TRECHO DO TEXTO:
===
Falando em Academia. Comecemos pela nossa casa, a AEL. Quando eleito, o que representou para a sua vida naqueles dias ocupar a cadeira 16 da nossa arcádia centenária?
Foi uma alegria para mim, ao ser lembrado. Recordo que minha posse teve uma festa no palácio do nobre Governador do Estado, Albuíno Azevedo. E fui saudado na Academia pelo grande saudoso Poeta, mineiro capixaba, Roberto Almada. Estava anônimo em Vitória e me reconheceu na rua. Tinha sido leitor de meu livro “Memórias do Porão”.
Aliás, tens um coração enraizado no Espírito Santo?
Sim, sou um pampiano capixaba. O amor de Elza me levou do vento do Rio Grande ao do Espírito Santo. Hoje, por iniciativa de um afeiçoado amigo, Dr. Dayan Rosa, foi fundado o Instituto Paiol da Aurora – Carlos Nejar, com um grupo generoso participante da diretoria, confirmando meu vínculo com esta terra, onde sou Cidadão de Vitória, Cidadão do Espírito Santo, Cidadão de Guarapari e da cidade de Roberto Carlos, Cachoeiro.
Qual é a missão preponderante, hoje, da Academia Brasileira de Letras?
A missão da Casa de Machado é a de defender a língua e a literatura brasileira, bem como o que interessa culturalmente ao país, numa sociedade fraterna de escritores. Com publicação de livros, conferências semanais, trabalhando a criação contemporânea.
Sobre suas indicações para a disputa do Nobel da Literatura. Como as recebeu?
Sim, recebi, há anos, várias indicações ao Nobel de Literatura, desde a direção da cientista Maria Beltrão, do Pen Clube do Brasil, à Academia Brasileira de Filosofia, através do saudoso filósofo Ricardo Moderno e o atual Presidente, Edgar Filho, como pela Academia de Letras de Brasília e tantas outras instituições do Brasil, Espanha e França. Recebi honrado todas as indicações, esperando com certeza de um dia o Brasil, com tantos escritores universais, pode ainda ser galardoado, o que será possível só a Deus, considerando a política que o bafeja e a concorrência mundial. Mas no impossível não há concorrência.
Por que ainda impera certo preconceito com o escritor brasileiro lá fora? Ou há mercado para nossos autores contemporâneos?
===
DADOS:
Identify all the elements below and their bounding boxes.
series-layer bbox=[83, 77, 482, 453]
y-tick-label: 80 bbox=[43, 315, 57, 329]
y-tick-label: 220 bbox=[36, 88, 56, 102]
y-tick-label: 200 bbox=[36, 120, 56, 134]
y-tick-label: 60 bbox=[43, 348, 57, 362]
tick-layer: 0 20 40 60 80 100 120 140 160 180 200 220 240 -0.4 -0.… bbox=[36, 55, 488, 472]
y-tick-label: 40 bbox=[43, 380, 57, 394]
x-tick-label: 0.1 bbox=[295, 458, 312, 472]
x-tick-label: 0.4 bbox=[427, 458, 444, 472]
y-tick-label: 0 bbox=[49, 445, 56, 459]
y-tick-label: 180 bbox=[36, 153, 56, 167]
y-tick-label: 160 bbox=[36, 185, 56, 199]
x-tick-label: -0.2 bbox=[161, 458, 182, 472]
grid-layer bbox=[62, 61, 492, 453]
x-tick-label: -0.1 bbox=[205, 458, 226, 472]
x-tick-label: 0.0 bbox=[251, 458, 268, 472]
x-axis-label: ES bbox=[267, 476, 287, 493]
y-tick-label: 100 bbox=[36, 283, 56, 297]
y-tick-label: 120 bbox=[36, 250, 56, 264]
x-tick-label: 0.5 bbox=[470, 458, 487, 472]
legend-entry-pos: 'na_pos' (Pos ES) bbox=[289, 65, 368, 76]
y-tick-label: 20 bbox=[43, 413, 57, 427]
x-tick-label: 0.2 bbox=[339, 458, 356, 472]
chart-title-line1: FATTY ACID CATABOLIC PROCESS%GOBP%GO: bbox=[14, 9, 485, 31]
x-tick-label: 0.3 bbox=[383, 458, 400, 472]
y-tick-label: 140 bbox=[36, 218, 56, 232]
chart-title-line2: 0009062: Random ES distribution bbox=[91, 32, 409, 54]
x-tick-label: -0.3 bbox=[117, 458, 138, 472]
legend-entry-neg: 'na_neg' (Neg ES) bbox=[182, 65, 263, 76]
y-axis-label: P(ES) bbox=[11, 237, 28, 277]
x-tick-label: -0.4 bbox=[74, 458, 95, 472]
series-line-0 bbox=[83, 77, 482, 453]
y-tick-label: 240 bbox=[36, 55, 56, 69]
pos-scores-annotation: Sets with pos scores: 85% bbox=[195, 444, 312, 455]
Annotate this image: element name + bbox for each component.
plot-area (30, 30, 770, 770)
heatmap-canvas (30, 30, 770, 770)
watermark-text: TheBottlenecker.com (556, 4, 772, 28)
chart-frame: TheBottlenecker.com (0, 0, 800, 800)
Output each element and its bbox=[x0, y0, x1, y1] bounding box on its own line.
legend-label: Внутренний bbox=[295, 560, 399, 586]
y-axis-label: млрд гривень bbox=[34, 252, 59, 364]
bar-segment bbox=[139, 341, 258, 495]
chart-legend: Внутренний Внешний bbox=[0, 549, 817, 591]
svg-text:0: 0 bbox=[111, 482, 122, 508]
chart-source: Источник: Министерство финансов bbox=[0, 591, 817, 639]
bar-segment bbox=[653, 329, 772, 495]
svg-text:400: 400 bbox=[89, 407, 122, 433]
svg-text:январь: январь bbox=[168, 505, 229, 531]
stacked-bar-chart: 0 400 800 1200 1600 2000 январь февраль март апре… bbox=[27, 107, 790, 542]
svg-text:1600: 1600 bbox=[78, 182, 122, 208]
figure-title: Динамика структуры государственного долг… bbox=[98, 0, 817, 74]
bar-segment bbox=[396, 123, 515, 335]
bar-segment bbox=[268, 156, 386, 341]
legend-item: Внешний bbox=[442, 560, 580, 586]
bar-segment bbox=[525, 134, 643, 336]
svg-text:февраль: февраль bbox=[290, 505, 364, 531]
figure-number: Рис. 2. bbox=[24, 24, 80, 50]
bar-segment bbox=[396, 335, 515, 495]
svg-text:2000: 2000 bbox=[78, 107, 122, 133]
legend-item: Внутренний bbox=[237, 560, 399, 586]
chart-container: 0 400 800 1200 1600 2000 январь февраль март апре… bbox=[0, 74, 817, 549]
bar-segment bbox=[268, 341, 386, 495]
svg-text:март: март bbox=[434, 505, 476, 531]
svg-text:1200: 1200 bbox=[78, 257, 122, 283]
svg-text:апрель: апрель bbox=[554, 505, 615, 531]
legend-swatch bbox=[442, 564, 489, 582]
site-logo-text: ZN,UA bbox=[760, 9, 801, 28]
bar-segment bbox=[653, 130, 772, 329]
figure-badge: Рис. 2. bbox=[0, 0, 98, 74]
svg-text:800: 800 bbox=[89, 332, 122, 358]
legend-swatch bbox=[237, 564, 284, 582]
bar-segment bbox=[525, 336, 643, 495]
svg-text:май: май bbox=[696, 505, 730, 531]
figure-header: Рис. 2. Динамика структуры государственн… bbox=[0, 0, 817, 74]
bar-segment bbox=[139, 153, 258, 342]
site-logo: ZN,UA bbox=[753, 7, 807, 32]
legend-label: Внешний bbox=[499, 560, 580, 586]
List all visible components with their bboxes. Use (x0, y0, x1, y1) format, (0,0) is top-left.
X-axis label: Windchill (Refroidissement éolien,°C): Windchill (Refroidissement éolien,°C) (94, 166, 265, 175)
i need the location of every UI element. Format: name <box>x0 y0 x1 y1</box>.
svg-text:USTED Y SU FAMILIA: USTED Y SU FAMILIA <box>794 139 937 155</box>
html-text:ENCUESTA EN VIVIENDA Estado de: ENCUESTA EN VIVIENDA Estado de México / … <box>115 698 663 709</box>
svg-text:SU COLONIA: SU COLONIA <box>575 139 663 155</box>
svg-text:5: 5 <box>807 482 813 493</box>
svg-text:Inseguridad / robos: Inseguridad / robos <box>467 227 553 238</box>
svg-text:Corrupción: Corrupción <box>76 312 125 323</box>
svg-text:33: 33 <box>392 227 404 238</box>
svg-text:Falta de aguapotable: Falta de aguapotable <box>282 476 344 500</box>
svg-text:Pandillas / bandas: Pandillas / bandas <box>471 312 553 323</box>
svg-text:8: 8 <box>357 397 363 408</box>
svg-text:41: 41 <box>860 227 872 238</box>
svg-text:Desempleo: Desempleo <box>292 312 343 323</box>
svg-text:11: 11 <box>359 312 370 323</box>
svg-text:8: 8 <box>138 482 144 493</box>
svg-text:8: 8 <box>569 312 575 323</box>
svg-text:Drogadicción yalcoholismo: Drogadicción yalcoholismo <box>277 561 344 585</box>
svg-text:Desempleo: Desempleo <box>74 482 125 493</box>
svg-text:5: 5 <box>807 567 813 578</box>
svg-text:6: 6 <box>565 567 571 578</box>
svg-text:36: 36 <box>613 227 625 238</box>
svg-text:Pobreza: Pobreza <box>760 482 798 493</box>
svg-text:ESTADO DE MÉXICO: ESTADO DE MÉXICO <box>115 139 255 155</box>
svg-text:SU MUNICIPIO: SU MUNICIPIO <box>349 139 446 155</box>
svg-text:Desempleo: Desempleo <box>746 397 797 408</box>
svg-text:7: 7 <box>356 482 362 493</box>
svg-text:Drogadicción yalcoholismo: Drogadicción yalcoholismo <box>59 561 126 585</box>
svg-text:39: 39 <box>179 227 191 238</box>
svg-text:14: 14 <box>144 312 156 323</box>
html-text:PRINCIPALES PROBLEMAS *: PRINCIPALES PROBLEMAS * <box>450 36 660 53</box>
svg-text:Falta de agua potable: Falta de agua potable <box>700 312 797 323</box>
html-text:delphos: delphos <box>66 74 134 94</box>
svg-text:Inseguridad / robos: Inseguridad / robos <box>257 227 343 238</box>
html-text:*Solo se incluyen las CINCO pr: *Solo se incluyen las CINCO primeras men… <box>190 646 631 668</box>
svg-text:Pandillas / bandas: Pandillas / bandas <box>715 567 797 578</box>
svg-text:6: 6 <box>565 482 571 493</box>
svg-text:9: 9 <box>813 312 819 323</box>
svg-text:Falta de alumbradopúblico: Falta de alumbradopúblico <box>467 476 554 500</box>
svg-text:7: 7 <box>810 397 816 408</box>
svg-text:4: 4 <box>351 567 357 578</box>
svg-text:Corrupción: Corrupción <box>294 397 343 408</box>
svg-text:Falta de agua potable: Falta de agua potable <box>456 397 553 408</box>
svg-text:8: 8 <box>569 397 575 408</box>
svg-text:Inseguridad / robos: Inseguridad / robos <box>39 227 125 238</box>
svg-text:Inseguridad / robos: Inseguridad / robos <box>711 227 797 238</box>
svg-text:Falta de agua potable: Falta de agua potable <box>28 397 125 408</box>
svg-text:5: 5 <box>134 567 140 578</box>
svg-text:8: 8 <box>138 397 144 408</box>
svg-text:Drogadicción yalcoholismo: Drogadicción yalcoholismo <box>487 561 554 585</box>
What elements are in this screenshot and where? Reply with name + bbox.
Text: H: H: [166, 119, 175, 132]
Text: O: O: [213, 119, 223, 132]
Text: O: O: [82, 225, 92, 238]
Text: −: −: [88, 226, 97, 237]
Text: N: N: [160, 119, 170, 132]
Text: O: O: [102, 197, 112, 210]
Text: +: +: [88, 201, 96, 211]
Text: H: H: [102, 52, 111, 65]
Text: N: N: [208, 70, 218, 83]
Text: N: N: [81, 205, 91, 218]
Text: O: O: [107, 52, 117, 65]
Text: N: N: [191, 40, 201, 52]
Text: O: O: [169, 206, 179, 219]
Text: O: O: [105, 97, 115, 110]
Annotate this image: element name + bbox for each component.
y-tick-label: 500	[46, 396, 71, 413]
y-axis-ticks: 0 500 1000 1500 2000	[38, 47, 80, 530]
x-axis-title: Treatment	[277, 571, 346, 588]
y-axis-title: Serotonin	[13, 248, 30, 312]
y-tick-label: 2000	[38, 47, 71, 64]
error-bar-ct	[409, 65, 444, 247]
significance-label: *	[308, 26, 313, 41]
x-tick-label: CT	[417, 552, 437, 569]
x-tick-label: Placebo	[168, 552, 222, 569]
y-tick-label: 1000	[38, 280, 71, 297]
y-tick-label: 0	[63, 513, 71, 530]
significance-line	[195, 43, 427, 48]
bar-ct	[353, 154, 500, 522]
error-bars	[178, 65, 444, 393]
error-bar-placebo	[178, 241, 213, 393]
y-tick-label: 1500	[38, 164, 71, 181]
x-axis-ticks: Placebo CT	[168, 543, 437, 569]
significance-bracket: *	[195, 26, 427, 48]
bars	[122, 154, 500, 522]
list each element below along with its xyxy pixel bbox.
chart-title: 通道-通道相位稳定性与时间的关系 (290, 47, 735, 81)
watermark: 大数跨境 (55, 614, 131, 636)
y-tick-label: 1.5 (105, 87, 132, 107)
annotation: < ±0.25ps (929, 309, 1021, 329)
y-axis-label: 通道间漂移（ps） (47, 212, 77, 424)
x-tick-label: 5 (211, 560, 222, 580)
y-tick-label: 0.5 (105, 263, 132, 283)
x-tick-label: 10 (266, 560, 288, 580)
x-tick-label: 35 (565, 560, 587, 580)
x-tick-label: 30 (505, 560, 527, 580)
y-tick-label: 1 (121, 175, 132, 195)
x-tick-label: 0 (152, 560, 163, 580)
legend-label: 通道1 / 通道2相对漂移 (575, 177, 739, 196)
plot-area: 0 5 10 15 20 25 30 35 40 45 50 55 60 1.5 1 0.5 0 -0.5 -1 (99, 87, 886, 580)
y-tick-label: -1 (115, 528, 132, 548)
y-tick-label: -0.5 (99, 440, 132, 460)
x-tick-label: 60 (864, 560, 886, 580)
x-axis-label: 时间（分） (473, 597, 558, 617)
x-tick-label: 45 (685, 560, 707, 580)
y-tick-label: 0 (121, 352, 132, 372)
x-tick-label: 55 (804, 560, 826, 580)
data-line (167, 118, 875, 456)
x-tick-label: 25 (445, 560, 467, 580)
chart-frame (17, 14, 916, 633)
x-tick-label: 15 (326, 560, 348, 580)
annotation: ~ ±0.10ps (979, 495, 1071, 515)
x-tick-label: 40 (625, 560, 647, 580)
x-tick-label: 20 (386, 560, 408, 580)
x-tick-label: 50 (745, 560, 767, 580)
===
PROBLEMA A RESOLVER: Continue a entrevista sobre as academias de letras a partir do ponto em que ela termina. Os dados não são necessários aqui.

RESPOSTA DA TAREFA:
O preconceito também é nosso, um instinto de pequenez, ou supervalorização do Exterior. Não devemos nada ao mundo, o Brasil é um Continente e ainda, com o cansaço europeu da guerra, seremos, não apenas pela nossa natureza, a Amazônia, lembrados e valorizados, mas por nossa literatura uma das mais altas e poderosas do mundo, sem o seu desgaste.
…quiçá nomes tradicionais da nossa literatura!
Tivemos um Machado de Assis, Guimarães Rosa, Cecília Meireles, Drummond, Jorge de Lima, João Cabral, Erico Verissimo, Jorge Amado… O tempo do Brasil chegou e Deus é justiça. O mercado se abrirá, apesar do aparente isolamento do português, a falta de conhecimento da língua e da nossa cultura, tudo é político ou invisível, depois visível. O mercado é que terá interesse em nos reconhecer.
Uma mensagem para os capixabas e para os brasileiros.
Tudo acontece pela fé. Não apenas a palavra, também os sonhos. A construção é no impossível que dorme apenas e há que acordá-lo. Nós devemos acreditar tanto nos nossos fantasmas ou em nossas criações, que o universo inteiro passará a acreditar neles.
O PRESENTE INESPERADO DO BRAGA
“Rubem Braga foi meu amigo. Eu o conheci em São Paulo na entrega do Prêmio do Instituto Nacional do Livro, “Prêmio Jorge de Lima”, que me foi outorgado em 1970. Convidou a visitá-lo no Rio e fui seu hóspede no quarto onde esteve Pablo Neruda e João Cabral. Ia almoçar com ele, nas viagens do Rio Grande ao Rio. Um dia, na Editora Sabiá, com presença de Fernando Sabino, ao ver uma estatueta muito bela do Prêmio de grande Cronista que ele recebeu do Rio, ao elogiá-la, inesperadamente me alcançou a estatueta, dizendo: “leva, é tua. Como eu, é muito quieta, mas muito amiga de seus amigos!”. Eu agradeci, disse que só a tinha elogiado, mas Rubem insistiu como minha, diante do olhar espantado de Sabino. Então a abracei, levando-a comigo, no carro, para minha casa em Porto Alegre” (Carlos Nejar).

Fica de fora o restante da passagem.